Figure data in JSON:
## START

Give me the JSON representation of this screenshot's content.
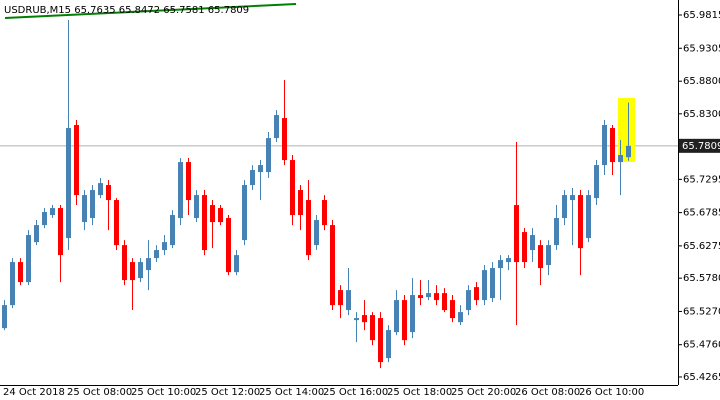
{
  "chart_data": {
    "type": "candlestick",
    "title": "USDRUB,M15  65.7635 65.8472 65.7581 65.7809",
    "categories": [
      "24 Oct 2018",
      null,
      null,
      null,
      null,
      null,
      null,
      null,
      "25 Oct 08:00",
      null,
      null,
      null,
      null,
      null,
      null,
      null,
      "25 Oct 10:00",
      null,
      null,
      null,
      null,
      null,
      null,
      null,
      "25 Oct 12:00",
      null,
      null,
      null,
      null,
      null,
      null,
      null,
      "25 Oct 14:00",
      null,
      null,
      null,
      null,
      null,
      null,
      null,
      "25 Oct 16:00",
      null,
      null,
      null,
      null,
      null,
      null,
      null,
      "25 Oct 18:00",
      null,
      null,
      null,
      null,
      null,
      null,
      null,
      "25 Oct 20:00",
      null,
      null,
      null,
      null,
      null,
      null,
      null,
      "26 Oct 08:00",
      null,
      null,
      null,
      null,
      null,
      null,
      null,
      "26 Oct 10:00",
      null,
      null,
      null,
      null,
      null,
      null
    ],
    "open": [
      65.5014,
      65.5367,
      65.6027,
      65.572,
      65.6333,
      65.6594,
      65.6748,
      65.6855,
      65.6395,
      65.8128,
      65.664,
      65.6702,
      65.7054,
      65.7208,
      65.6978,
      65.6287,
      65.6027,
      65.5781,
      65.5904,
      65.6088,
      65.6211,
      65.6287,
      65.6702,
      65.756,
      65.6702,
      65.7054,
      65.6901,
      65.6855,
      65.6702,
      65.5873,
      65.6364,
      65.7208,
      65.7407,
      65.7407,
      65.7928,
      65.8235,
      65.7591,
      65.7131,
      65.6978,
      65.6287,
      65.6978,
      65.6594,
      65.5597,
      65.5291,
      65.5137,
      65.5214,
      65.5214,
      65.5168,
      65.4554,
      65.4953,
      65.5444,
      65.4953,
      65.5521,
      65.549,
      65.5551,
      65.5551,
      65.5444,
      65.5106,
      65.5291,
      65.5643,
      65.5444,
      65.5475,
      65.5935,
      65.6027,
      65.6901,
      65.6487,
      65.6211,
      65.6287,
      65.5981,
      65.6287,
      65.6702,
      65.6978,
      65.7054,
      65.6395,
      65.7008,
      65.7514,
      65.8082,
      65.756,
      65.7635
    ],
    "high": [
      65.5444,
      65.6088,
      65.6088,
      65.6517,
      65.6671,
      65.6855,
      65.6901,
      65.6901,
      65.9738,
      65.8205,
      65.7131,
      65.7208,
      65.7315,
      65.7284,
      65.7008,
      65.6364,
      65.6088,
      65.6088,
      65.6364,
      65.6287,
      65.6441,
      65.6824,
      65.7622,
      65.7622,
      65.7131,
      65.7131,
      65.6978,
      65.6901,
      65.6748,
      65.6211,
      65.7284,
      65.7514,
      65.7591,
      65.8021,
      65.8358,
      65.8818,
      65.7668,
      65.7208,
      65.7284,
      65.6748,
      65.7054,
      65.6671,
      65.5674,
      65.5935,
      65.526,
      65.5444,
      65.526,
      65.526,
      65.506,
      65.5597,
      65.5521,
      65.5781,
      65.5751,
      65.5751,
      65.5674,
      65.5628,
      65.5521,
      65.5367,
      65.5674,
      65.572,
      65.5981,
      65.6027,
      65.6134,
      65.6134,
      65.7867,
      65.6548,
      65.6548,
      65.6364,
      65.6364,
      65.6901,
      65.7131,
      65.7162,
      65.7131,
      65.7131,
      65.7591,
      65.8205,
      65.8128,
      65.7898,
      65.8472
    ],
    "low": [
      65.4984,
      65.5321,
      65.5674,
      65.5674,
      65.6287,
      65.6548,
      65.6702,
      65.572,
      65.6211,
      65.6901,
      65.6517,
      65.6594,
      65.7008,
      65.6517,
      65.6211,
      65.5674,
      65.5291,
      65.572,
      65.5597,
      65.6027,
      65.6134,
      65.6241,
      65.6594,
      65.6748,
      65.664,
      65.6134,
      65.6241,
      65.6594,
      65.5827,
      65.5827,
      65.6287,
      65.7131,
      65.6978,
      65.7315,
      65.7867,
      65.7514,
      65.6594,
      65.6517,
      65.6057,
      65.6211,
      65.6517,
      65.5291,
      65.5168,
      65.5214,
      65.48,
      65.4984,
      65.4754,
      65.4401,
      65.4493,
      65.4907,
      65.4754,
      65.4861,
      65.5367,
      65.5444,
      65.5367,
      65.526,
      65.5106,
      65.506,
      65.5214,
      65.5367,
      65.5367,
      65.5413,
      65.5444,
      65.5904,
      65.506,
      65.5935,
      65.6027,
      65.5674,
      65.5827,
      65.6211,
      65.6594,
      65.6287,
      65.5827,
      65.6333,
      65.6901,
      65.7361,
      65.7361,
      65.7054,
      65.7581
    ],
    "close": [
      65.5367,
      65.6027,
      65.572,
      65.6441,
      65.6594,
      65.6794,
      65.6855,
      65.6134,
      65.8082,
      65.7054,
      65.7054,
      65.7131,
      65.7238,
      65.6978,
      65.6287,
      65.5751,
      65.5751,
      65.6027,
      65.6088,
      65.6211,
      65.6333,
      65.6748,
      65.756,
      65.6978,
      65.7054,
      65.6211,
      65.664,
      65.664,
      65.5873,
      65.6134,
      65.7208,
      65.7438,
      65.7514,
      65.7928,
      65.8281,
      65.7591,
      65.6748,
      65.6748,
      65.6134,
      65.6671,
      65.6594,
      65.5367,
      65.5367,
      65.5597,
      65.5168,
      65.5106,
      65.483,
      65.4493,
      65.4984,
      65.5444,
      65.483,
      65.5521,
      65.5475,
      65.5551,
      65.5444,
      65.5291,
      65.5168,
      65.526,
      65.5597,
      65.5444,
      65.5904,
      65.5935,
      65.6057,
      65.6088,
      65.6027,
      65.6027,
      65.6441,
      65.5935,
      65.6287,
      65.6702,
      65.7054,
      65.7054,
      65.6241,
      65.7054,
      65.7514,
      65.8128,
      65.756,
      65.7668,
      65.7809
    ],
    "up_color": "#4682b4",
    "down_color": "#ff0000",
    "last_price": 65.7809,
    "ylim": [
      65.4142,
      66.0045
    ],
    "yticks": [
      65.9815,
      65.9305,
      {
        "value": 65.88,
        "label": "65.8800"
      },
      {
        "value": 65.83,
        "label": "65.8300"
      },
      65.7295,
      65.6785,
      65.6275,
      {
        "value": 65.578,
        "label": "65.5780"
      },
      {
        "value": 65.527,
        "label": "65.5270"
      },
      {
        "value": 65.476,
        "label": "65.4760"
      },
      65.4265
    ]
  }
}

## END

Filter for "label". Return all lines that hold it.

        "label": "65.8800"
        "label": "65.8300"
        "label": "65.5780"
        "label": "65.5270"
        "label": "65.4760"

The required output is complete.